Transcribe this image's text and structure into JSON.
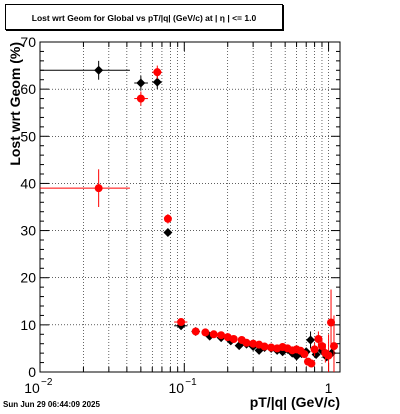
{
  "chart_data": {
    "type": "scatter",
    "title": "Lost wrt Geom for Global vs pT/|q| (GeV/c) at |  η  | <= 1.0",
    "xlabel": "pT/|q| (GeV/c)",
    "ylabel": "Lost wrt Geom (%)",
    "xscale": "log",
    "xlim": [
      0.01,
      1.2
    ],
    "ylim": [
      0,
      70
    ],
    "grid": true,
    "x_tick_labels": [
      "10",
      "−2",
      "10",
      "−1",
      "1"
    ],
    "y_tick_labels": [
      "0",
      "10",
      "20",
      "30",
      "40",
      "50",
      "60",
      "70"
    ],
    "series": [
      {
        "color": "#000000",
        "marker": "diamond",
        "points": [
          {
            "x": 0.0255,
            "y": 64.0,
            "xlo": 0.01,
            "xhi": 0.042,
            "ylo": 62.0,
            "yhi": 66.0
          },
          {
            "x": 0.05,
            "y": 61.3,
            "xlo": 0.045,
            "xhi": 0.056,
            "ylo": 59.8,
            "yhi": 62.8
          },
          {
            "x": 0.065,
            "y": 61.5,
            "xlo": 0.06,
            "xhi": 0.07,
            "ylo": 60.0,
            "yhi": 63.0
          },
          {
            "x": 0.077,
            "y": 29.6,
            "xlo": 0.074,
            "xhi": 0.08,
            "ylo": 28.8,
            "yhi": 30.4
          },
          {
            "x": 0.095,
            "y": 9.8,
            "xlo": 0.085,
            "xhi": 0.105,
            "ylo": 9.2,
            "yhi": 10.4
          },
          {
            "x": 0.12,
            "y": 8.6
          },
          {
            "x": 0.15,
            "y": 7.6
          },
          {
            "x": 0.18,
            "y": 7.3
          },
          {
            "x": 0.21,
            "y": 6.6
          },
          {
            "x": 0.24,
            "y": 5.6
          },
          {
            "x": 0.27,
            "y": 5.9
          },
          {
            "x": 0.3,
            "y": 5.4
          },
          {
            "x": 0.33,
            "y": 4.6
          },
          {
            "x": 0.36,
            "y": 5.2
          },
          {
            "x": 0.4,
            "y": 5.0
          },
          {
            "x": 0.44,
            "y": 4.6
          },
          {
            "x": 0.48,
            "y": 4.3
          },
          {
            "x": 0.52,
            "y": 4.8
          },
          {
            "x": 0.56,
            "y": 4.0
          },
          {
            "x": 0.6,
            "y": 3.4
          },
          {
            "x": 0.65,
            "y": 3.9
          },
          {
            "x": 0.7,
            "y": 4.3
          },
          {
            "x": 0.75,
            "y": 6.8,
            "ylo": 5.0,
            "yhi": 8.6
          },
          {
            "x": 0.82,
            "y": 3.7
          },
          {
            "x": 0.9,
            "y": 4.5
          },
          {
            "x": 0.97,
            "y": 3.2
          },
          {
            "x": 1.05,
            "y": 4.0
          }
        ]
      },
      {
        "color": "#ff0000",
        "marker": "circle",
        "points": [
          {
            "x": 0.0255,
            "y": 39.0,
            "xlo": 0.01,
            "xhi": 0.042,
            "ylo": 35.0,
            "yhi": 43.0
          },
          {
            "x": 0.05,
            "y": 58.0,
            "xlo": 0.045,
            "xhi": 0.056,
            "ylo": 56.5,
            "yhi": 59.5
          },
          {
            "x": 0.065,
            "y": 63.6,
            "xlo": 0.06,
            "xhi": 0.07,
            "ylo": 62.2,
            "yhi": 65.0
          },
          {
            "x": 0.077,
            "y": 32.5,
            "xlo": 0.074,
            "xhi": 0.08,
            "ylo": 31.5,
            "yhi": 33.5
          },
          {
            "x": 0.095,
            "y": 10.6,
            "xlo": 0.085,
            "xhi": 0.105,
            "ylo": 10.0,
            "yhi": 11.2
          },
          {
            "x": 0.12,
            "y": 8.6
          },
          {
            "x": 0.14,
            "y": 8.4
          },
          {
            "x": 0.16,
            "y": 8.0
          },
          {
            "x": 0.18,
            "y": 7.8
          },
          {
            "x": 0.2,
            "y": 7.4
          },
          {
            "x": 0.22,
            "y": 7.0
          },
          {
            "x": 0.25,
            "y": 6.8
          },
          {
            "x": 0.27,
            "y": 6.2
          },
          {
            "x": 0.3,
            "y": 6.0
          },
          {
            "x": 0.33,
            "y": 5.8
          },
          {
            "x": 0.36,
            "y": 5.4
          },
          {
            "x": 0.4,
            "y": 5.2
          },
          {
            "x": 0.44,
            "y": 5.0
          },
          {
            "x": 0.48,
            "y": 5.3
          },
          {
            "x": 0.52,
            "y": 5.0
          },
          {
            "x": 0.56,
            "y": 4.6
          },
          {
            "x": 0.6,
            "y": 4.8
          },
          {
            "x": 0.64,
            "y": 4.5
          },
          {
            "x": 0.68,
            "y": 3.8
          },
          {
            "x": 0.72,
            "y": 2.2
          },
          {
            "x": 0.76,
            "y": 1.8
          },
          {
            "x": 0.8,
            "y": 4.8,
            "ylo": 3.4,
            "yhi": 6.2
          },
          {
            "x": 0.85,
            "y": 7.0,
            "ylo": 5.4,
            "yhi": 8.6
          },
          {
            "x": 0.9,
            "y": 5.5,
            "ylo": 3.8,
            "yhi": 7.2
          },
          {
            "x": 0.95,
            "y": 4.0,
            "ylo": 2.0,
            "yhi": 6.0
          },
          {
            "x": 1.0,
            "y": 3.5,
            "ylo": 0.0,
            "yhi": 8.0
          },
          {
            "x": 1.04,
            "y": 10.5,
            "ylo": 5.0,
            "yhi": 17.5
          },
          {
            "x": 1.09,
            "y": 5.5,
            "ylo": 0.0,
            "yhi": 12.0
          }
        ]
      }
    ]
  },
  "footer": {
    "datestamp": "Sun Jun 29 06:44:09 2025"
  }
}
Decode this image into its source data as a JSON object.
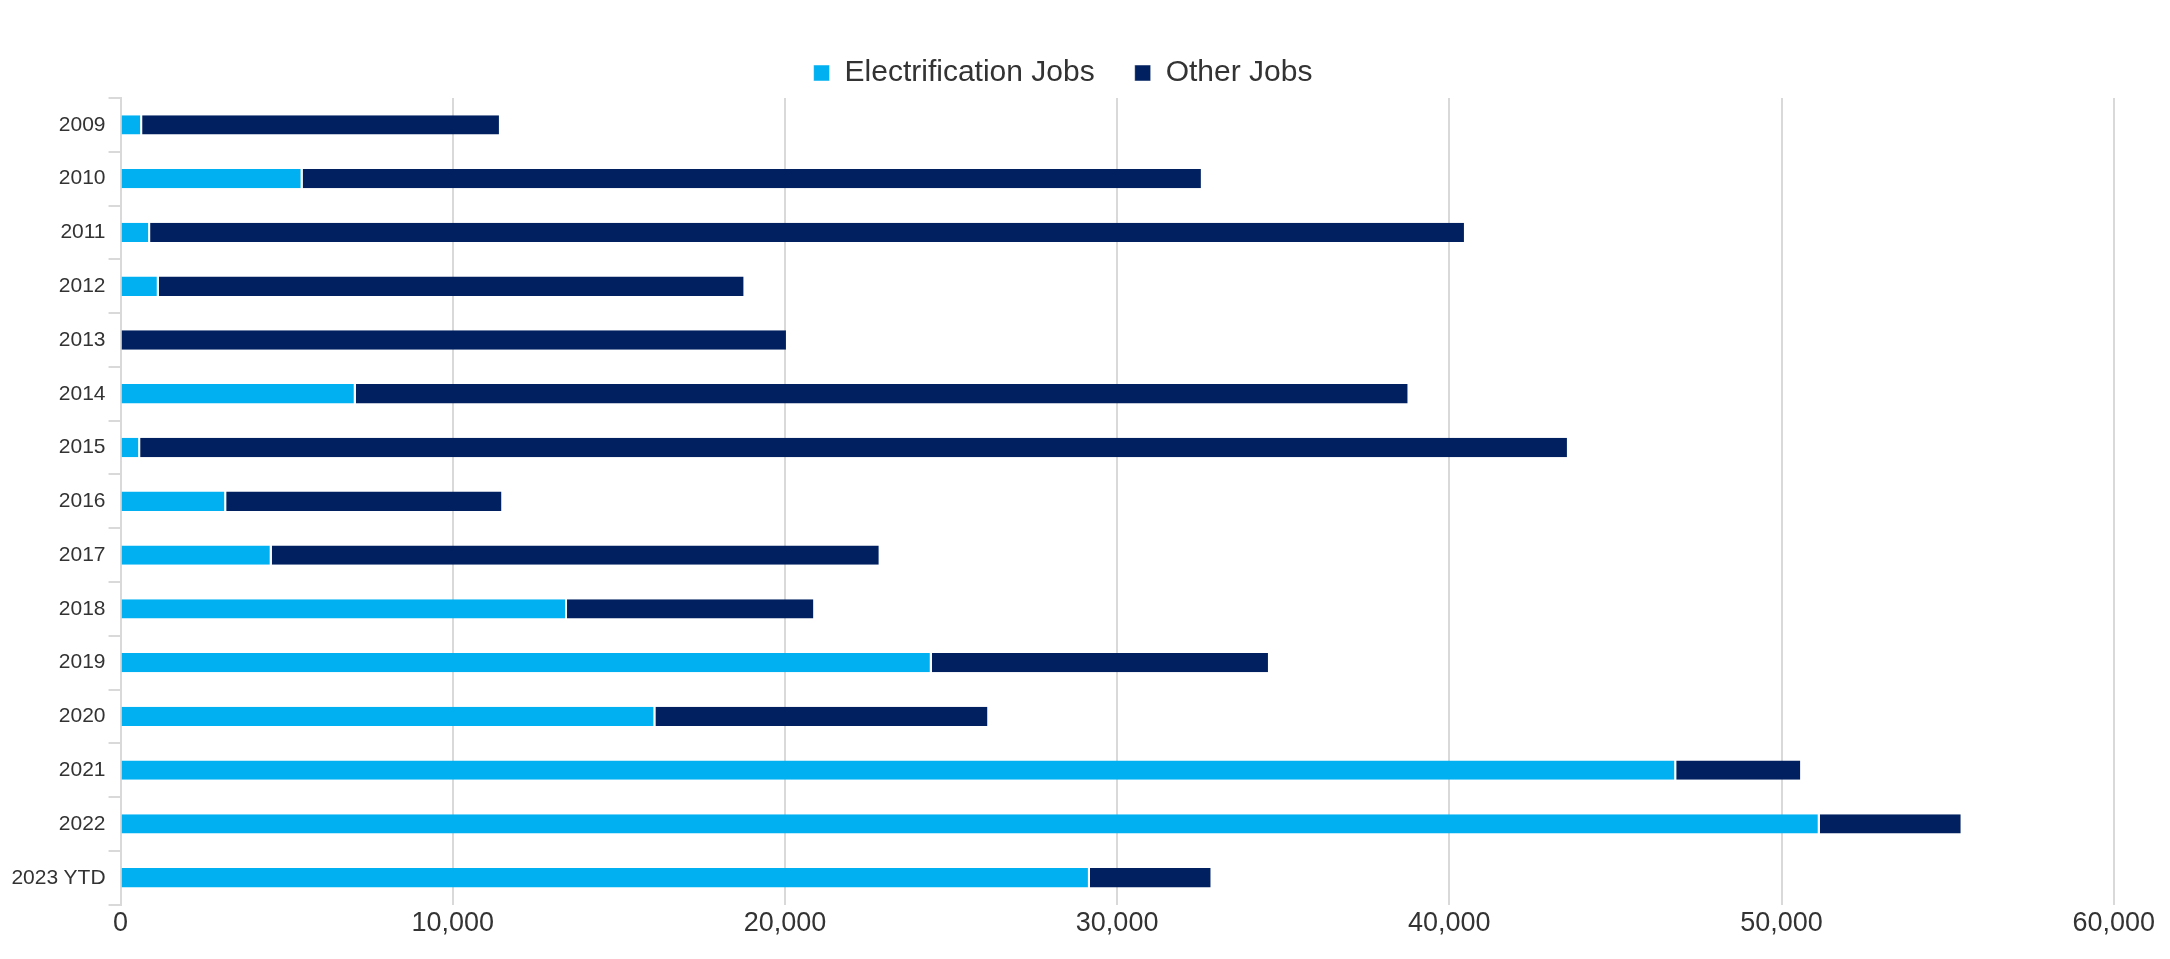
{
  "chart_data": {
    "type": "bar",
    "orientation": "horizontal",
    "stacked": true,
    "categories": [
      "2009",
      "2010",
      "2011",
      "2012",
      "2013",
      "2014",
      "2015",
      "2016",
      "2017",
      "2018",
      "2019",
      "2020",
      "2021",
      "2022",
      "2023 YTD"
    ],
    "series": [
      {
        "name": "Electrification Jobs",
        "color": "#00b0f0",
        "values": [
          650,
          5480,
          890,
          1150,
          0,
          7080,
          590,
          3180,
          4550,
          13440,
          24420,
          16100,
          46830,
          51150,
          29180
        ]
      },
      {
        "name": "Other Jobs",
        "color": "#002060",
        "values": [
          10800,
          27100,
          39610,
          17660,
          20090,
          31720,
          43010,
          8340,
          18330,
          7470,
          10180,
          10050,
          3790,
          4300,
          3690
        ]
      }
    ],
    "xlim": [
      0,
      60000
    ],
    "xticks": [
      {
        "value": 0,
        "label": "0"
      },
      {
        "value": 10000,
        "label": "10,000"
      },
      {
        "value": 20000,
        "label": "20,000"
      },
      {
        "value": 30000,
        "label": "30,000"
      },
      {
        "value": 40000,
        "label": "40,000"
      },
      {
        "value": 50000,
        "label": "50,000"
      },
      {
        "value": 60000,
        "label": "60,000"
      }
    ],
    "grid": "x",
    "legend": "top"
  }
}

▬▬▬▬▬▬▬▬▬▬

**Task to carry out:** Repeat the data exactly in full, omitting its pictures.

**Response below:**
Transcribe this image's text and structure into JSON.
{
  "chart_data": {
    "type": "scatter",
    "title": "Lost wrt Geom for Global vs pT/|q| (GeV/c) at |  η  | <= 1.0",
    "xlabel": "pT/|q| (GeV/c)",
    "ylabel": "Lost wrt Geom (%)",
    "xscale": "log",
    "xlim": [
      0.01,
      1.2
    ],
    "ylim": [
      0,
      70
    ],
    "grid": true,
    "x_tick_labels": [
      "10",
      "−2",
      "10",
      "−1",
      "1"
    ],
    "y_tick_labels": [
      "0",
      "10",
      "20",
      "30",
      "40",
      "50",
      "60",
      "70"
    ],
    "series": [
      {
        "color": "#000000",
        "marker": "diamond",
        "points": [
          {
            "x": 0.0255,
            "y": 64.0,
            "xlo": 0.01,
            "xhi": 0.042,
            "ylo": 62.0,
            "yhi": 66.0
          },
          {
            "x": 0.05,
            "y": 61.3,
            "xlo": 0.045,
            "xhi": 0.056,
            "ylo": 59.8,
            "yhi": 62.8
          },
          {
            "x": 0.065,
            "y": 61.5,
            "xlo": 0.06,
            "xhi": 0.07,
            "ylo": 60.0,
            "yhi": 63.0
          },
          {
            "x": 0.077,
            "y": 29.6,
            "xlo": 0.074,
            "xhi": 0.08,
            "ylo": 28.8,
            "yhi": 30.4
          },
          {
            "x": 0.095,
            "y": 9.8,
            "xlo": 0.085,
            "xhi": 0.105,
            "ylo": 9.2,
            "yhi": 10.4
          },
          {
            "x": 0.12,
            "y": 8.6
          },
          {
            "x": 0.15,
            "y": 7.6
          },
          {
            "x": 0.18,
            "y": 7.3
          },
          {
            "x": 0.21,
            "y": 6.6
          },
          {
            "x": 0.24,
            "y": 5.6
          },
          {
            "x": 0.27,
            "y": 5.9
          },
          {
            "x": 0.3,
            "y": 5.4
          },
          {
            "x": 0.33,
            "y": 4.6
          },
          {
            "x": 0.36,
            "y": 5.2
          },
          {
            "x": 0.4,
            "y": 5.0
          },
          {
            "x": 0.44,
            "y": 4.6
          },
          {
            "x": 0.48,
            "y": 4.3
          },
          {
            "x": 0.52,
            "y": 4.8
          },
          {
            "x": 0.56,
            "y": 4.0
          },
          {
            "x": 0.6,
            "y": 3.4
          },
          {
            "x": 0.65,
            "y": 3.9
          },
          {
            "x": 0.7,
            "y": 4.3
          },
          {
            "x": 0.75,
            "y": 6.8,
            "ylo": 5.0,
            "yhi": 8.6
          },
          {
            "x": 0.82,
            "y": 3.7
          },
          {
            "x": 0.9,
            "y": 4.5
          },
          {
            "x": 0.97,
            "y": 3.2
          },
          {
            "x": 1.05,
            "y": 4.0
          }
        ]
      },
      {
        "color": "#ff0000",
        "marker": "circle",
        "points": [
          {
            "x": 0.0255,
            "y": 39.0,
            "xlo": 0.01,
            "xhi": 0.042,
            "ylo": 35.0,
            "yhi": 43.0
          },
          {
            "x": 0.05,
            "y": 58.0,
            "xlo": 0.045,
            "xhi": 0.056,
            "ylo": 56.5,
            "yhi": 59.5
          },
          {
            "x": 0.065,
            "y": 63.6,
            "xlo": 0.06,
            "xhi": 0.07,
            "ylo": 62.2,
            "yhi": 65.0
          },
          {
            "x": 0.077,
            "y": 32.5,
            "xlo": 0.074,
            "xhi": 0.08,
            "ylo": 31.5,
            "yhi": 33.5
          },
          {
            "x": 0.095,
            "y": 10.6,
            "xlo": 0.085,
            "xhi": 0.105,
            "ylo": 10.0,
            "yhi": 11.2
          },
          {
            "x": 0.12,
            "y": 8.6
          },
          {
            "x": 0.14,
            "y": 8.4
          },
          {
            "x": 0.16,
            "y": 8.0
          },
          {
            "x": 0.18,
            "y": 7.8
          },
          {
            "x": 0.2,
            "y": 7.4
          },
          {
            "x": 0.22,
            "y": 7.0
          },
          {
            "x": 0.25,
            "y": 6.8
          },
          {
            "x": 0.27,
            "y": 6.2
          },
          {
            "x": 0.3,
            "y": 6.0
          },
          {
            "x": 0.33,
            "y": 5.8
          },
          {
            "x": 0.36,
            "y": 5.4
          },
          {
            "x": 0.4,
            "y": 5.2
          },
          {
            "x": 0.44,
            "y": 5.0
          },
          {
            "x": 0.48,
            "y": 5.3
          },
          {
            "x": 0.52,
            "y": 5.0
          },
          {
            "x": 0.56,
            "y": 4.6
          },
          {
            "x": 0.6,
            "y": 4.8
          },
          {
            "x": 0.64,
            "y": 4.5
          },
          {
            "x": 0.68,
            "y": 3.8
          },
          {
            "x": 0.72,
            "y": 2.2
          },
          {
            "x": 0.76,
            "y": 1.8
          },
          {
            "x": 0.8,
            "y": 4.8,
            "ylo": 3.4,
            "yhi": 6.2
          },
          {
            "x": 0.85,
            "y": 7.0,
            "ylo": 5.4,
            "yhi": 8.6
          },
          {
            "x": 0.9,
            "y": 5.5,
            "ylo": 3.8,
            "yhi": 7.2
          },
          {
            "x": 0.95,
            "y": 4.0,
            "ylo": 2.0,
            "yhi": 6.0
          },
          {
            "x": 1.0,
            "y": 3.5,
            "ylo": 0.0,
            "yhi": 8.0
          },
          {
            "x": 1.04,
            "y": 10.5,
            "ylo": 5.0,
            "yhi": 17.5
          },
          {
            "x": 1.09,
            "y": 5.5,
            "ylo": 0.0,
            "yhi": 12.0
          }
        ]
      }
    ]
  },
  "footer": {
    "datestamp": "Sun Jun 29 06:44:09 2025"
  }
}
Decode this image into its source data as a JSON object.
{
  "chart_data": {
    "type": "bar",
    "orientation": "horizontal",
    "stacked": true,
    "categories": [
      "2009",
      "2010",
      "2011",
      "2012",
      "2013",
      "2014",
      "2015",
      "2016",
      "2017",
      "2018",
      "2019",
      "2020",
      "2021",
      "2022",
      "2023 YTD"
    ],
    "series": [
      {
        "name": "Electrification Jobs",
        "color": "#00b0f0",
        "values": [
          650,
          5480,
          890,
          1150,
          0,
          7080,
          590,
          3180,
          4550,
          13440,
          24420,
          16100,
          46830,
          51150,
          29180
        ]
      },
      {
        "name": "Other Jobs",
        "color": "#002060",
        "values": [
          10800,
          27100,
          39610,
          17660,
          20090,
          31720,
          43010,
          8340,
          18330,
          7470,
          10180,
          10050,
          3790,
          4300,
          3690
        ]
      }
    ],
    "xlim": [
      0,
      60000
    ],
    "xticks": [
      {
        "value": 0,
        "label": "0"
      },
      {
        "value": 10000,
        "label": "10,000"
      },
      {
        "value": 20000,
        "label": "20,000"
      },
      {
        "value": 30000,
        "label": "30,000"
      },
      {
        "value": 40000,
        "label": "40,000"
      },
      {
        "value": 50000,
        "label": "50,000"
      },
      {
        "value": 60000,
        "label": "60,000"
      }
    ],
    "grid": "x",
    "legend": "top"
  }
}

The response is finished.